◆ **Given task**
Count how many lines below contain the word "FASE", then give that number alone.

┌─ Given records

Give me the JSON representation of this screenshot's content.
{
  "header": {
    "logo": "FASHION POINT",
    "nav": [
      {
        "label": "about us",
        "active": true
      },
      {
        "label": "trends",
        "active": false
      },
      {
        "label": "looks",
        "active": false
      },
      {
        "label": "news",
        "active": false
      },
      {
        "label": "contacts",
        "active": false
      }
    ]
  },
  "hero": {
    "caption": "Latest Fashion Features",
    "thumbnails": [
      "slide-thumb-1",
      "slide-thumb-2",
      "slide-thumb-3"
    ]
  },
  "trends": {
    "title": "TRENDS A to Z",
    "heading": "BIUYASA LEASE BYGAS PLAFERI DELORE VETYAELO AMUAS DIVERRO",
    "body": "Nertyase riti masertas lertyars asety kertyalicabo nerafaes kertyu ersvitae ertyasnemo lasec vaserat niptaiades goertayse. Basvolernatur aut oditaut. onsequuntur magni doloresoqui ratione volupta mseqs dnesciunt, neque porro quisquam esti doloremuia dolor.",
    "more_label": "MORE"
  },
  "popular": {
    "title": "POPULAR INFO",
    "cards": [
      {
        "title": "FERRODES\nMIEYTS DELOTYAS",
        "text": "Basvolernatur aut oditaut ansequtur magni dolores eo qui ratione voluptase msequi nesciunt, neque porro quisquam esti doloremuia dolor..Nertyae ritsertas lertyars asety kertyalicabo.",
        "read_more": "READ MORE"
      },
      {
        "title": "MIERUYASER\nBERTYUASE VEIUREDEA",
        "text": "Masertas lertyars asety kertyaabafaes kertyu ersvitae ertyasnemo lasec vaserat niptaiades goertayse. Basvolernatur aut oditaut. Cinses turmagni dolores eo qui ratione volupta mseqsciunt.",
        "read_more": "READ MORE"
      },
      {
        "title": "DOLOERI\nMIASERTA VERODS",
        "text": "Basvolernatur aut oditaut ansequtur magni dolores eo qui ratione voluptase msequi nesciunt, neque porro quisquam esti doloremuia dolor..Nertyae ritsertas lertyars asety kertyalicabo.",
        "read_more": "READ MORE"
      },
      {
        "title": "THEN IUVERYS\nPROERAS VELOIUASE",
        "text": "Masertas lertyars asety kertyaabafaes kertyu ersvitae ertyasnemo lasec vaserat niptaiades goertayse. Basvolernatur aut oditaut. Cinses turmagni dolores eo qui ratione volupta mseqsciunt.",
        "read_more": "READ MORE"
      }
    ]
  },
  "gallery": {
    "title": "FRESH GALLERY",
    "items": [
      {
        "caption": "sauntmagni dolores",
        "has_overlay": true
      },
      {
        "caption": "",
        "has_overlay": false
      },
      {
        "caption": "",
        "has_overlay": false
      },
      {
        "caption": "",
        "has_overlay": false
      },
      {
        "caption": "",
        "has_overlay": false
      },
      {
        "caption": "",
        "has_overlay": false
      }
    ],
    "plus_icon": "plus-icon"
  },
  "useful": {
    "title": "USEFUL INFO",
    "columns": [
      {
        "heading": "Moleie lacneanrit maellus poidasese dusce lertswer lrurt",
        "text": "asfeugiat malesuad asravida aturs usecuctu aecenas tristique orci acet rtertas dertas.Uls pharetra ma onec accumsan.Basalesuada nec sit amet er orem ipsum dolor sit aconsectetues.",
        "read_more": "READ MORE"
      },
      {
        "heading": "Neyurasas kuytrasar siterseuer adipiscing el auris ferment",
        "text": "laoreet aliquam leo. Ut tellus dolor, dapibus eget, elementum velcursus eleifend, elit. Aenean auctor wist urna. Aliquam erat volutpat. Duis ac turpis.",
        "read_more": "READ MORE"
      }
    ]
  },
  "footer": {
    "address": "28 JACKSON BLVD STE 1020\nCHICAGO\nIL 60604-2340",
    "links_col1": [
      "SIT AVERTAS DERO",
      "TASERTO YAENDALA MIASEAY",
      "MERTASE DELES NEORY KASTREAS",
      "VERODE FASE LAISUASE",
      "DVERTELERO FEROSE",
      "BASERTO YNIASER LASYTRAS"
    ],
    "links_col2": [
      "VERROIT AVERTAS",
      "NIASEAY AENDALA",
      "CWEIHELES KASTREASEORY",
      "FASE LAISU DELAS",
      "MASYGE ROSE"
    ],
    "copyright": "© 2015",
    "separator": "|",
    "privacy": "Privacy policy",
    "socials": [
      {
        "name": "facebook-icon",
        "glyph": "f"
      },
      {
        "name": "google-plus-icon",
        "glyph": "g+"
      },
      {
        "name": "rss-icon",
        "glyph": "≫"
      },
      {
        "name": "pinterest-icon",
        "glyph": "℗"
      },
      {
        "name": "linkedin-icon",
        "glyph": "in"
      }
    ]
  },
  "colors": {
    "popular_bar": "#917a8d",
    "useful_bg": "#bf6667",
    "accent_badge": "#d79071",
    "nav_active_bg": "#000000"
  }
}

└─

◆ **Response**
2